Aim
Echo everything in the entries from the line containing "binding-ring [779, 387, 800, 397]" down to the line containing "binding-ring [779, 261, 800, 271]", keeping each line unchanged.
═══ Extracted data ═══
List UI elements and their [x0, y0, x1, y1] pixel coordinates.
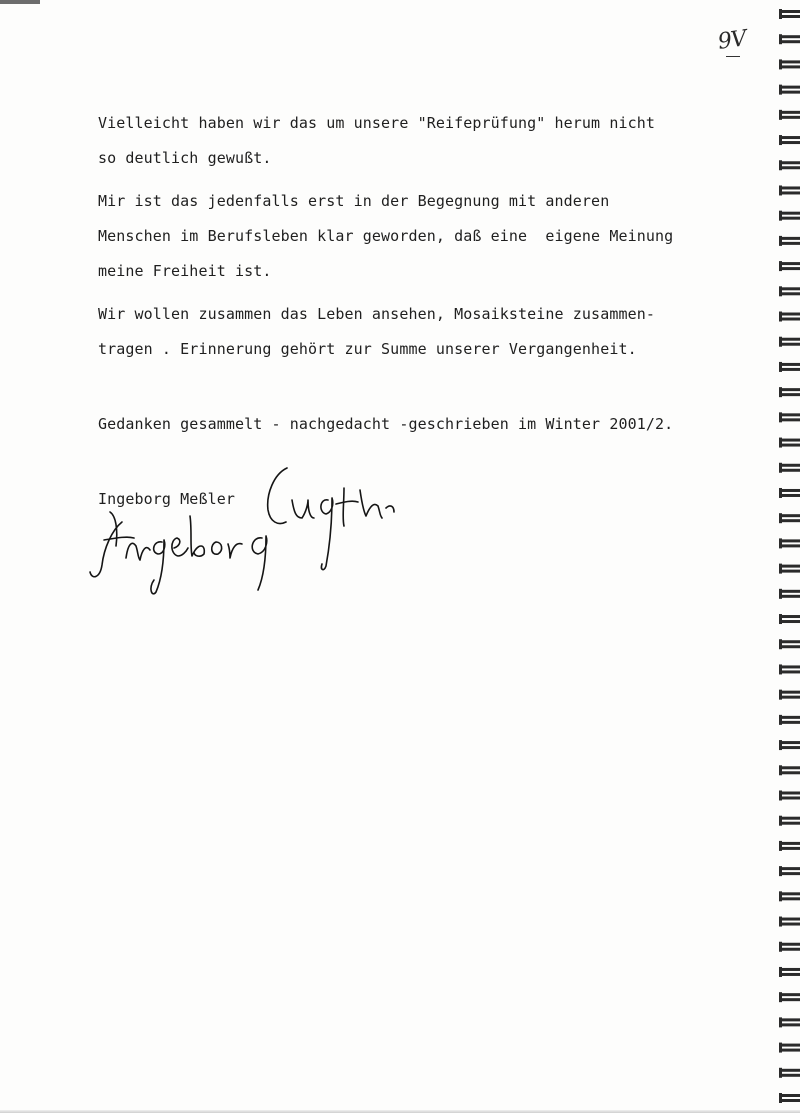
binding-ring [779, 387, 800, 397]
paragraph-2 [98, 184, 728, 289]
binding-ring [779, 211, 800, 221]
binding-ring [779, 1068, 800, 1078]
handwritten-signature [82, 460, 402, 610]
binding-ring [779, 992, 800, 1002]
binding-ring [779, 942, 800, 952]
binding-ring [779, 463, 800, 473]
binding-ring [779, 34, 800, 44]
binding-ring [779, 488, 800, 498]
binding-ring [779, 1093, 800, 1103]
text-line: Ingeborg Meßler [98, 490, 235, 508]
binding-ring [779, 891, 800, 901]
binding-ring [779, 261, 800, 271]
binding-ring [779, 160, 800, 170]
binding-ring [779, 866, 800, 876]
binding-ring [779, 564, 800, 574]
binding-ring [779, 110, 800, 120]
page-number-underline [726, 56, 740, 57]
binding-ring [779, 412, 800, 422]
binding-ring [779, 589, 800, 599]
text-line: so deutlich gewußt. [98, 149, 272, 167]
closing-note [98, 407, 728, 442]
binding-ring [779, 816, 800, 826]
paragraph-3 [98, 297, 728, 367]
binding-ring [779, 841, 800, 851]
paragraph-1 [98, 106, 728, 176]
binding-ring [779, 9, 800, 19]
binding-ring [779, 185, 800, 195]
page-number-mark: 9V [716, 26, 748, 55]
binding-ring [779, 765, 800, 775]
binding-ring [779, 664, 800, 674]
binding-ring [779, 690, 800, 700]
binding-ring [779, 513, 800, 523]
binding-ring [779, 438, 800, 448]
binding-ring [779, 790, 800, 800]
binding-ring [779, 538, 800, 548]
binding-ring [779, 362, 800, 372]
text-line: Vielleicht haben wir das um unsere "Reifeprüfung" herum nicht [98, 114, 655, 132]
binding-ring [779, 135, 800, 145]
binding-ring [779, 715, 800, 725]
binding-ring [779, 236, 800, 246]
binding-ring [779, 1017, 800, 1027]
text-line: tragen . Erinnerung gehört zur Summe unserer Vergangenheit. [98, 340, 637, 358]
text-line: Wir wollen zusammen das Leben ansehen, Mosaiksteine zusammen- [98, 305, 655, 323]
binding-ring [779, 312, 800, 322]
binding-ring [779, 85, 800, 95]
text-line: Mir ist das jedenfalls erst in der Begegnung mit anderen [98, 192, 610, 210]
binding-ring [779, 337, 800, 347]
binding-ring [779, 59, 800, 69]
binding-ring [779, 286, 800, 296]
binding-ring [779, 917, 800, 927]
binding-ring [779, 740, 800, 750]
text-line: Gedanken gesammelt - nachgedacht -geschrieben im Winter 2001/2. [98, 415, 674, 433]
binding-ring [779, 1043, 800, 1053]
binding-ring [779, 967, 800, 977]
text-line: meine Freiheit ist. [98, 262, 272, 280]
binding-ring [779, 614, 800, 624]
text-line: Menschen im Berufsleben klar geworden, daß eine eigene Meinung [98, 227, 674, 245]
spiral-binding [764, 0, 800, 1113]
binding-ring [779, 639, 800, 649]
scan-edge-top [0, 0, 40, 4]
═══
Exercise solution
binding-ring [779, 387, 800, 397]
paragraph-2 [98, 184, 728, 289]
binding-ring [779, 211, 800, 221]
binding-ring [779, 1068, 800, 1078]
handwritten-signature [82, 460, 402, 610]
binding-ring [779, 992, 800, 1002]
binding-ring [779, 942, 800, 952]
binding-ring [779, 463, 800, 473]
binding-ring [779, 34, 800, 44]
binding-ring [779, 488, 800, 498]
binding-ring [779, 1093, 800, 1103]
text-line: Ingeborg Meßler [98, 490, 235, 508]
binding-ring [779, 891, 800, 901]
binding-ring [779, 261, 800, 271]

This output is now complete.